- [Written request] Determine which lines contain the word "Draw", then copy those lines.

— BEGIN —

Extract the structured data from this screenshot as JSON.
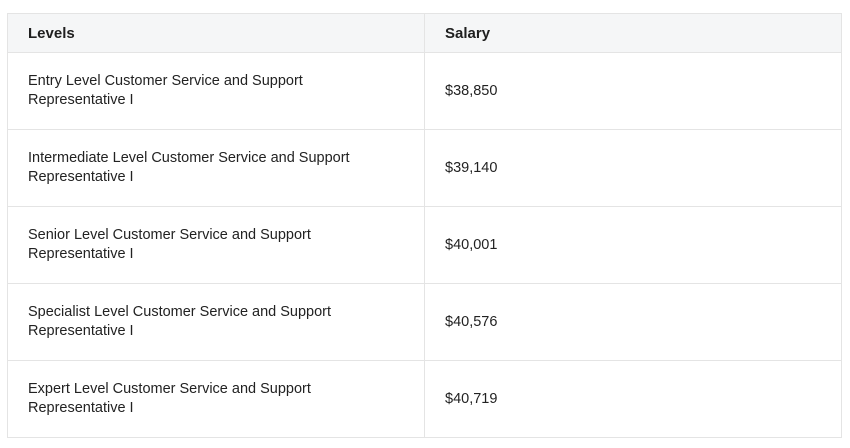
{
  "table": {
    "headers": {
      "levels": "Levels",
      "salary": "Salary"
    },
    "rows": [
      {
        "level": "Entry Level Customer Service and Support Representative I",
        "salary": "$38,850"
      },
      {
        "level": "Intermediate Level Customer Service and Support Representative I",
        "salary": "$39,140"
      },
      {
        "level": "Senior Level Customer Service and Support Representative I",
        "salary": "$40,001"
      },
      {
        "level": "Specialist Level Customer Service and Support Representative I",
        "salary": "$40,576"
      },
      {
        "level": "Expert Level Customer Service and Support Representative I",
        "salary": "$40,719"
      }
    ]
  }
}
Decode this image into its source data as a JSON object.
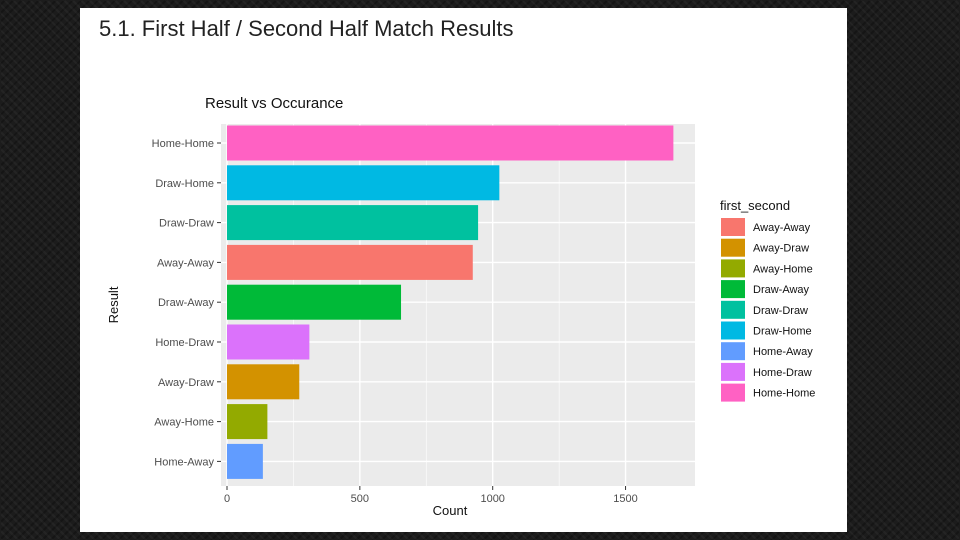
{
  "slide": {
    "title": "5.1. First Half / Second Half Match Results"
  },
  "chart_data": {
    "type": "bar",
    "orientation": "horizontal",
    "title": "Result vs Occurance",
    "xlabel": "Count",
    "ylabel": "Result",
    "xlim": [
      0,
      1750
    ],
    "x_ticks": [
      0,
      500,
      1000,
      1500
    ],
    "grid": true,
    "legend": {
      "title": "first_second",
      "position": "right",
      "entries": [
        {
          "label": "Away-Away",
          "color": "#F8766D"
        },
        {
          "label": "Away-Draw",
          "color": "#D39200"
        },
        {
          "label": "Away-Home",
          "color": "#93AA00"
        },
        {
          "label": "Draw-Away",
          "color": "#00BA38"
        },
        {
          "label": "Draw-Draw",
          "color": "#00C19F"
        },
        {
          "label": "Draw-Home",
          "color": "#00B9E3"
        },
        {
          "label": "Home-Away",
          "color": "#619CFF"
        },
        {
          "label": "Home-Draw",
          "color": "#DB72FB"
        },
        {
          "label": "Home-Home",
          "color": "#FF61C3"
        }
      ]
    },
    "categories": [
      "Home-Home",
      "Draw-Home",
      "Draw-Draw",
      "Away-Away",
      "Draw-Away",
      "Home-Draw",
      "Away-Draw",
      "Away-Home",
      "Home-Away"
    ],
    "values": [
      1680,
      1025,
      945,
      925,
      655,
      310,
      272,
      152,
      135
    ],
    "colors": [
      "#FF61C3",
      "#00B9E3",
      "#00C19F",
      "#F8766D",
      "#00BA38",
      "#DB72FB",
      "#D39200",
      "#93AA00",
      "#619CFF"
    ]
  }
}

— END —

- [Solution for this problem]
          "label": "Away-Draw",
          "label": "Draw-Away",
          "label": "Draw-Draw",
          "label": "Draw-Home",
          "label": "Home-Draw",
      "Draw-Home",
      "Draw-Draw",
      "Draw-Away",
      "Home-Draw",
      "Away-Draw",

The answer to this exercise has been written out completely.